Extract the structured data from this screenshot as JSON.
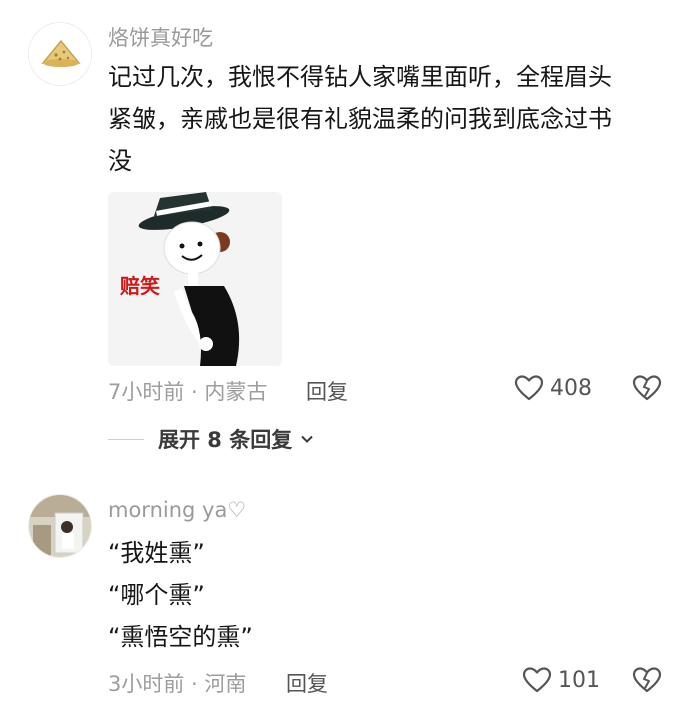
{
  "comments": [
    {
      "username": "烙饼真好吃",
      "avatar": "flatbread-avatar",
      "lines": [
        "记过几次，我恨不得钻人家嘴里面听，全程眉头",
        "紧皱，亲戚也是很有礼貌温柔的问我到底念过书",
        "没"
      ],
      "sticker_caption": "赔笑",
      "time_location": "7小时前 · 内蒙古",
      "reply_label": "回复",
      "likes": "408",
      "expand_label": "展开 8 条回复"
    },
    {
      "username": "morning ya♡",
      "avatar": "portrait-avatar",
      "lines": [
        "“我姓熏”",
        "“哪个熏”",
        "“熏悟空的熏”"
      ],
      "time_location": "3小时前 · 河南",
      "reply_label": "回复",
      "likes": "101"
    }
  ],
  "colors": {
    "meta_gray": "#9d9d9d",
    "text": "#161616",
    "sticker_caption": "#d01a1a"
  },
  "icons": [
    "heart-outline-icon",
    "broken-heart-icon",
    "chevron-down-icon"
  ]
}
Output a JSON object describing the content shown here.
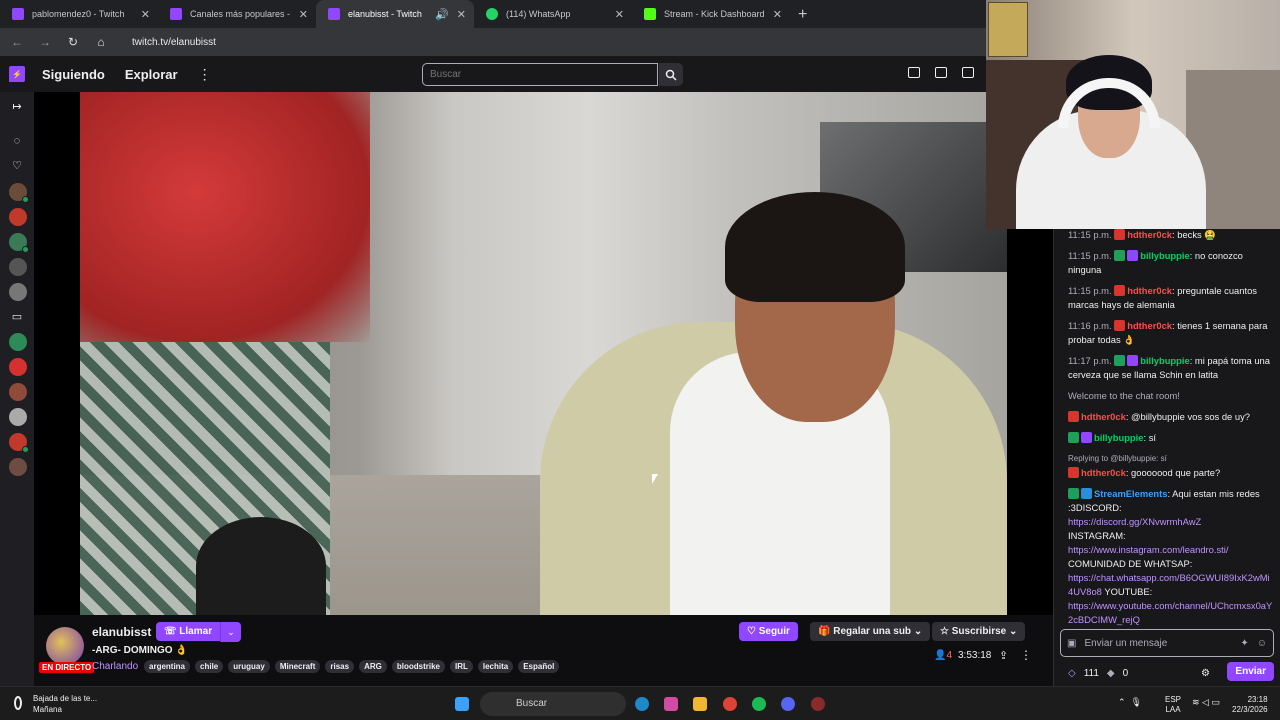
{
  "browser": {
    "tabs": [
      {
        "title": "pablomendez0 - Twitch",
        "color": "#9147ff"
      },
      {
        "title": "Canales más populares - Twitch",
        "color": "#9147ff"
      },
      {
        "title": "elanubisst - Twitch",
        "color": "#9147ff"
      },
      {
        "title": "(114) WhatsApp",
        "color": "#25d366"
      },
      {
        "title": "Stream - Kick Dashboard",
        "color": "#53fc18"
      }
    ],
    "url": "twitch.tv/elanubisst"
  },
  "topnav": {
    "following": "Siguiendo",
    "explore": "Explorar",
    "search_placeholder": "Buscar"
  },
  "channel": {
    "name": "elanubisst",
    "call_label": "Llamar",
    "stream_title": "-ARG- DOMINGO 👌",
    "live_badge": "EN DIRECTO",
    "category": "Charlando",
    "tags": [
      "argentina",
      "chile",
      "uruguay",
      "Minecraft",
      "risas",
      "ARG",
      "bloodstrike",
      "IRL",
      "lechita",
      "Español"
    ],
    "follow_label": "Seguir",
    "gift_label": "Regalar una sub",
    "subscribe_label": "Suscribirse",
    "viewers": "4",
    "uptime": "3:53:18"
  },
  "chat": {
    "messages": [
      {
        "time": "11:15 p.m.",
        "user": "hdther0ck",
        "text": ": becks 🤮",
        "user_color": "red"
      },
      {
        "time": "11:15 p.m.",
        "user": "billybuppie",
        "text": ": no conozco ninguna",
        "user_color": "green"
      },
      {
        "time": "11:15 p.m.",
        "user": "hdther0ck",
        "text": ": preguntale cuantos marcas hays de alemania",
        "user_color": "red"
      },
      {
        "time": "11:16 p.m.",
        "user": "hdther0ck",
        "text": ": tienes 1 semana para probar todas 👌",
        "user_color": "red"
      },
      {
        "time": "11:17 p.m.",
        "user": "billybuppie",
        "text": ": mi papá toma una cerveza que se llama Schin en latita",
        "user_color": "green"
      }
    ],
    "welcome": "Welcome to the chat room!",
    "msg_a_user": "hdther0ck",
    "msg_a_text": ": @billybuppie vos sos de uy?",
    "msg_b_user": "billybuppie",
    "msg_b_text": ": sí",
    "reply_to": "Replying to @billybuppie: sí",
    "msg_c_user": "hdther0ck",
    "msg_c_text": ": gooooood que parte?",
    "se_user": "StreamElements",
    "se_text": ": Aqui estan mis redes :3DISCORD:",
    "discord_link": "https://discord.gg/XNvwrmhAwZ",
    "instagram_label": "INSTAGRAM:",
    "instagram_link": "https://www.instagram.com/leandro.sti/",
    "whatsapp_label": "COMUNIDAD DE WHATSAP:",
    "whatsapp_link": "https://chat.whatsapp.com/B6OGWUI89IxK2wMi4UV8o8",
    "youtube_label": " YOUTUBE:",
    "youtube_link": "https://www.youtube.com/channel/UChcmxsx0aY2cBDCIMW_rejQ",
    "input_placeholder": "Enviar un mensaje",
    "points": "111",
    "bits": "0",
    "send_label": "Enviar"
  },
  "taskbar": {
    "weather_line1": "Bajada de las te...",
    "weather_line2": "Mañana",
    "search": "Buscar",
    "lang1": "ESP",
    "lang2": "LAA",
    "time": "23:18",
    "date": "22/3/2026"
  }
}
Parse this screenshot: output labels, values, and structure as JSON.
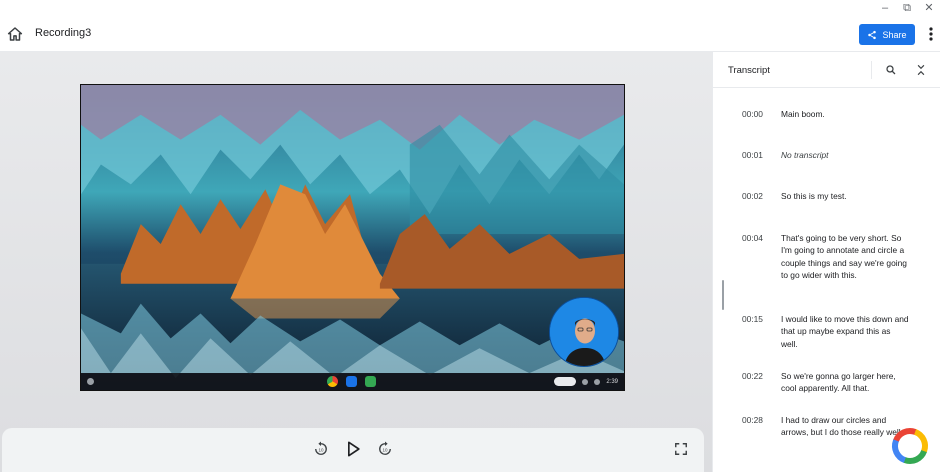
{
  "window": {
    "controls": [
      "–",
      "⧉",
      "✕"
    ]
  },
  "header": {
    "title": "Recording3",
    "share_label": "Share"
  },
  "transcript": {
    "title": "Transcript",
    "entries": [
      {
        "time": "00:00",
        "text": "Main boom."
      },
      {
        "time": "00:01",
        "text": "No transcript"
      },
      {
        "time": "00:02",
        "text": "So this is my test."
      },
      {
        "time": "00:04",
        "text": "That's going to be very short. So I'm going to annotate and circle a couple things and say we're going to go wider with this."
      },
      {
        "time": "00:15",
        "text": "I would like to move this down and that up maybe expand this as well."
      },
      {
        "time": "00:22",
        "text": "So we're gonna go larger here, cool apparently. All that."
      },
      {
        "time": "00:28",
        "text": "I had to draw our circles and arrows, but I do those really well."
      }
    ]
  },
  "video_taskbar": {
    "clock": "2:39"
  },
  "colors": {
    "accent": "#1a73e8",
    "panel_bg": "#ffffff",
    "player_bg": "#e9eaec"
  },
  "icons": [
    "home-icon",
    "share-icon",
    "more-vert-icon",
    "search-icon",
    "collapse-icon",
    "rewind-10-icon",
    "play-icon",
    "forward-10-icon",
    "fullscreen-icon",
    "google-logo-icon"
  ]
}
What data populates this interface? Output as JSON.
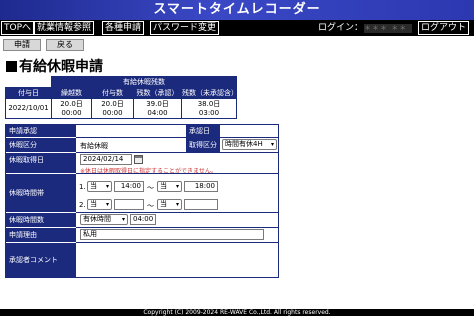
{
  "app": {
    "title": "スマートタイムレコーダー"
  },
  "menu": {
    "items": [
      "TOPへ",
      "就業情報参照",
      "各種申請",
      "パスワード変更"
    ],
    "login_label": "ログイン：",
    "login_user": "＊＊＊ ＊＊＊",
    "logout_label": "ログアウト"
  },
  "actions": {
    "apply_label": "申請",
    "back_label": "戻る"
  },
  "page": {
    "title": "有給休暇申請"
  },
  "summary": {
    "caption": "有給休暇残数",
    "headers": [
      "付与日",
      "繰越数",
      "付与数",
      "残数（承認）",
      "残数（未承認含）"
    ],
    "row": [
      "2022/10/01",
      "20.0日\n00:00",
      "20.0日\n00:00",
      "39.0日\n04:00",
      "38.0日\n03:00"
    ]
  },
  "form": {
    "labels": {
      "approval": "申請承認",
      "approval_date": "承認日",
      "leave_type": "休暇区分",
      "acquisition_type": "取得区分",
      "leave_date": "休暇取得日",
      "time_range": "休暇時間帯",
      "hours": "休暇時間数",
      "reason": "申請理由",
      "approver_comment": "承認者コメント"
    },
    "leave_type_value": "有給休暇",
    "acquisition_value": "時間有休4H",
    "leave_date_value": "2024/02/14",
    "date_note": "※休日は休暇取得日に指定することができません。",
    "time_rows": [
      {
        "prefix": "1.",
        "day": "当",
        "start": "14:00",
        "sep": "～",
        "end_day": "当",
        "end": "18:00"
      },
      {
        "prefix": "2.",
        "day": "当",
        "start": "",
        "sep": "～",
        "end_day": "当",
        "end": ""
      }
    ],
    "hours_type": "有休時間",
    "hours_value": "04:00",
    "reason_value": "私用",
    "approver_comment_value": ""
  },
  "footer": {
    "copyright": "Copyright (C) 2009-2024 RE-WAVE Co.,Ltd. All rights reserved."
  }
}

__Short task__: Restate the data above exactly, stripping out each image.

__Full solution__:
Extract the structured data from this screenshot as JSON.
{
  "comments": [
    {
      "username": "烙饼真好吃",
      "avatar": "flatbread-avatar",
      "lines": [
        "记过几次，我恨不得钻人家嘴里面听，全程眉头",
        "紧皱，亲戚也是很有礼貌温柔的问我到底念过书",
        "没"
      ],
      "sticker_caption": "赔笑",
      "time_location": "7小时前 · 内蒙古",
      "reply_label": "回复",
      "likes": "408",
      "expand_label": "展开 8 条回复"
    },
    {
      "username": "morning ya♡",
      "avatar": "portrait-avatar",
      "lines": [
        "“我姓熏”",
        "“哪个熏”",
        "“熏悟空的熏”"
      ],
      "time_location": "3小时前 · 河南",
      "reply_label": "回复",
      "likes": "101"
    }
  ],
  "colors": {
    "meta_gray": "#9d9d9d",
    "text": "#161616",
    "sticker_caption": "#d01a1a"
  },
  "icons": [
    "heart-outline-icon",
    "broken-heart-icon",
    "chevron-down-icon"
  ]
}
Output a JSON object describing the content shown here.
{
  "browser": {
    "tabs": [
      {
        "title": "pablomendez0 - Twitch",
        "color": "#9147ff"
      },
      {
        "title": "Canales más populares - Twitch",
        "color": "#9147ff"
      },
      {
        "title": "elanubisst - Twitch",
        "color": "#9147ff"
      },
      {
        "title": "(114) WhatsApp",
        "color": "#25d366"
      },
      {
        "title": "Stream - Kick Dashboard",
        "color": "#53fc18"
      }
    ],
    "url": "twitch.tv/elanubisst"
  },
  "topnav": {
    "following": "Siguiendo",
    "explore": "Explorar",
    "search_placeholder": "Buscar"
  },
  "channel": {
    "name": "elanubisst",
    "call_label": "Llamar",
    "stream_title": "-ARG- DOMINGO 👌",
    "live_badge": "EN DIRECTO",
    "category": "Charlando",
    "tags": [
      "argentina",
      "chile",
      "uruguay",
      "Minecraft",
      "risas",
      "ARG",
      "bloodstrike",
      "IRL",
      "lechita",
      "Español"
    ],
    "follow_label": "Seguir",
    "gift_label": "Regalar una sub",
    "subscribe_label": "Suscribirse",
    "viewers": "4",
    "uptime": "3:53:18"
  },
  "chat": {
    "messages": [
      {
        "time": "11:15 p.m.",
        "user": "hdther0ck",
        "text": ": becks 🤮",
        "user_color": "red"
      },
      {
        "time": "11:15 p.m.",
        "user": "billybuppie",
        "text": ": no conozco ninguna",
        "user_color": "green"
      },
      {
        "time": "11:15 p.m.",
        "user": "hdther0ck",
        "text": ": preguntale cuantos marcas hays de alemania",
        "user_color": "red"
      },
      {
        "time": "11:16 p.m.",
        "user": "hdther0ck",
        "text": ": tienes 1 semana para probar todas 👌",
        "user_color": "red"
      },
      {
        "time": "11:17 p.m.",
        "user": "billybuppie",
        "text": ": mi papá toma una cerveza que se llama Schin en latita",
        "user_color": "green"
      }
    ],
    "welcome": "Welcome to the chat room!",
    "msg_a_user": "hdther0ck",
    "msg_a_text": ": @billybuppie vos sos de uy?",
    "msg_b_user": "billybuppie",
    "msg_b_text": ": sí",
    "reply_to": "Replying to @billybuppie: sí",
    "msg_c_user": "hdther0ck",
    "msg_c_text": ": gooooood que parte?",
    "se_user": "StreamElements",
    "se_text": ": Aqui estan mis redes :3DISCORD:",
    "discord_link": "https://discord.gg/XNvwrmhAwZ",
    "instagram_label": "INSTAGRAM:",
    "instagram_link": "https://www.instagram.com/leandro.sti/",
    "whatsapp_label": "COMUNIDAD DE WHATSAP:",
    "whatsapp_link": "https://chat.whatsapp.com/B6OGWUI89IxK2wMi4UV8o8",
    "youtube_label": " YOUTUBE:",
    "youtube_link": "https://www.youtube.com/channel/UChcmxsx0aY2cBDCIMW_rejQ",
    "input_placeholder": "Enviar un mensaje",
    "points": "111",
    "bits": "0",
    "send_label": "Enviar"
  },
  "taskbar": {
    "weather_line1": "Bajada de las te...",
    "weather_line2": "Mañana",
    "search": "Buscar",
    "lang1": "ESP",
    "lang2": "LAA",
    "time": "23:18",
    "date": "22/3/2026"
  }
}
Parse this screenshot: output labels, values, and structure as JSON.
{
  "window": {
    "controls": [
      "–",
      "⧉",
      "✕"
    ]
  },
  "header": {
    "title": "Recording3",
    "share_label": "Share"
  },
  "transcript": {
    "title": "Transcript",
    "entries": [
      {
        "time": "00:00",
        "text": "Main boom."
      },
      {
        "time": "00:01",
        "text": "No transcript"
      },
      {
        "time": "00:02",
        "text": "So this is my test."
      },
      {
        "time": "00:04",
        "text": "That's going to be very short. So I'm going to annotate and circle a couple things and say we're going to go wider with this."
      },
      {
        "time": "00:15",
        "text": "I would like to move this down and that up maybe expand this as well."
      },
      {
        "time": "00:22",
        "text": "So we're gonna go larger here, cool apparently. All that."
      },
      {
        "time": "00:28",
        "text": "I had to draw our circles and arrows, but I do those really well."
      }
    ]
  },
  "video_taskbar": {
    "clock": "2:39"
  },
  "colors": {
    "accent": "#1a73e8",
    "panel_bg": "#ffffff",
    "player_bg": "#e9eaec"
  },
  "icons": [
    "home-icon",
    "share-icon",
    "more-vert-icon",
    "search-icon",
    "collapse-icon",
    "rewind-10-icon",
    "play-icon",
    "forward-10-icon",
    "fullscreen-icon",
    "google-logo-icon"
  ]
}
What data populates this interface? Output as JSON.
{
  "app": {
    "title": "スマートタイムレコーダー"
  },
  "menu": {
    "items": [
      "TOPへ",
      "就業情報参照",
      "各種申請",
      "パスワード変更"
    ],
    "login_label": "ログイン：",
    "login_user": "＊＊＊ ＊＊＊",
    "logout_label": "ログアウト"
  },
  "actions": {
    "apply_label": "申請",
    "back_label": "戻る"
  },
  "page": {
    "title": "有給休暇申請"
  },
  "summary": {
    "caption": "有給休暇残数",
    "headers": [
      "付与日",
      "繰越数",
      "付与数",
      "残数（承認）",
      "残数（未承認含）"
    ],
    "row": [
      "2022/10/01",
      "20.0日\n00:00",
      "20.0日\n00:00",
      "39.0日\n04:00",
      "38.0日\n03:00"
    ]
  },
  "form": {
    "labels": {
      "approval": "申請承認",
      "approval_date": "承認日",
      "leave_type": "休暇区分",
      "acquisition_type": "取得区分",
      "leave_date": "休暇取得日",
      "time_range": "休暇時間帯",
      "hours": "休暇時間数",
      "reason": "申請理由",
      "approver_comment": "承認者コメント"
    },
    "leave_type_value": "有給休暇",
    "acquisition_value": "時間有休4H",
    "leave_date_value": "2024/02/14",
    "date_note": "※休日は休暇取得日に指定することができません。",
    "time_rows": [
      {
        "prefix": "1.",
        "day": "当",
        "start": "14:00",
        "sep": "～",
        "end_day": "当",
        "end": "18:00"
      },
      {
        "prefix": "2.",
        "day": "当",
        "start": "",
        "sep": "～",
        "end_day": "当",
        "end": ""
      }
    ],
    "hours_type": "有休時間",
    "hours_value": "04:00",
    "reason_value": "私用",
    "approver_comment_value": ""
  },
  "footer": {
    "copyright": "Copyright (C) 2009-2024 RE-WAVE Co.,Ltd. All rights reserved."
  }
}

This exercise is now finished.